╭─ Entries supplied

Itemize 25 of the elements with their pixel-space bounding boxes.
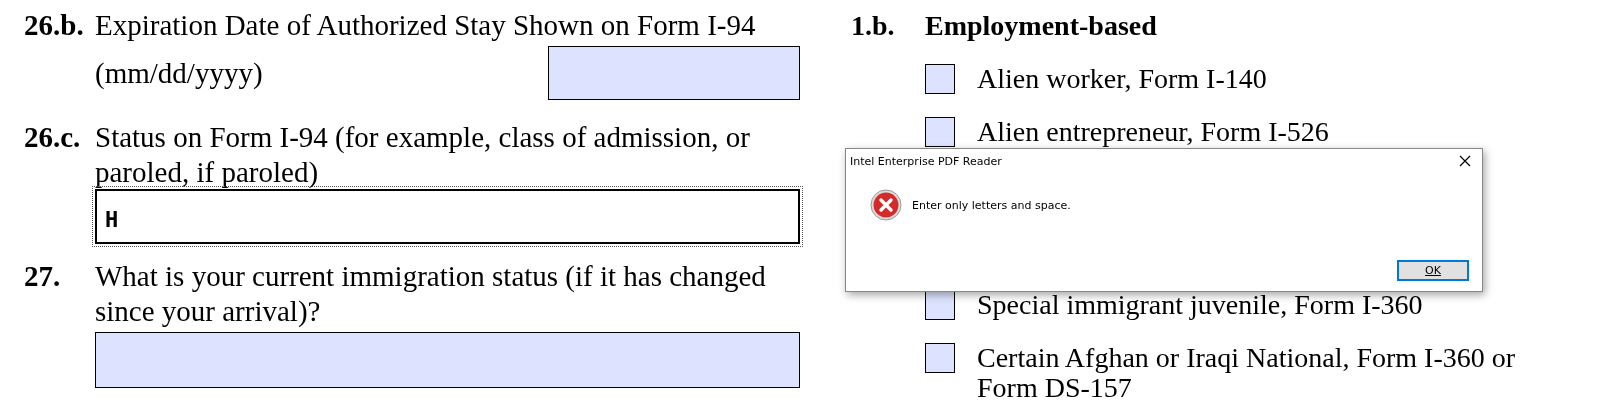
dialog-title: Intel Enterprise PDF Reader	[850, 154, 1002, 168]
checkbox[interactable]	[925, 343, 955, 373]
checkbox[interactable]	[925, 117, 955, 147]
question-label: Status on Form I-94 (for example, class of admission, or paroled, if paroled)	[95, 120, 751, 190]
ok-button[interactable]: OK	[1397, 260, 1469, 281]
option-label: Alien worker, Form I-140	[977, 64, 1268, 94]
question-number: 26.b.	[24, 8, 85, 43]
option-label: Special immigrant juvenile, Form I-360	[977, 290, 1424, 320]
question-number: 26.c.	[24, 120, 82, 155]
question-number: 27.	[24, 259, 62, 294]
option-label: Certain Afghan or Iraqi National, Form I-360 or Form DS-157	[977, 343, 1517, 403]
question-label: What is your current immigration status (if it has changed since your arrival)?	[95, 259, 767, 329]
section-title: Employment-based	[925, 9, 1157, 43]
option-label: Alien entrepreneur, Form I-526	[977, 117, 1330, 147]
section-number: 1.b.	[851, 9, 896, 43]
format-hint: (mm/dd/yyyy)	[95, 55, 263, 91]
dialog-message: Enter only letters and space.	[912, 198, 1071, 212]
input-field[interactable]	[548, 46, 800, 100]
close-icon[interactable]	[1459, 155, 1471, 167]
input-field[interactable]: H	[95, 189, 800, 244]
input-field[interactable]	[95, 332, 800, 388]
checkbox[interactable]	[925, 290, 955, 320]
question-label: Expiration Date of Authorized Stay Shown on Form I-94	[95, 8, 757, 43]
checkbox[interactable]	[925, 64, 955, 94]
error-icon	[870, 189, 902, 221]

╰─

**Instructions to follow**: Arrange the stretch of the material from the line containing "dialog-title: Intel Enterprise" through the line containing "option-label: Special immigrant" as a Markdown table with the columns Row and Material line, omitting blank lines.

**Output for this task**:
| Row | Material line |
|---|---|
| 1 | dialog-title: Intel Enterprise PDF Reader	[850, 154, 1002, 168] |
| 2 | checkbox[interactable]	[925, 343, 955, 373] |
| 3 | checkbox[interactable]	[925, 117, 955, 147] |
| 4 | question-label: Status on Form I-94 (for example, class of admission, or paroled, if paroled)	[95, 120, 751, 190] |
| 5 | ok-button[interactable]: OK	[1397, 260, 1469, 281] |
| 6 | option-label: Alien worker, Form I-140	[977, 64, 1268, 94] |
| 7 | question-number: 26.b.	[24, 8, 85, 43] |
| 8 | option-label: Special immigrant juvenile, Form I-360	[977, 290, 1424, 320] |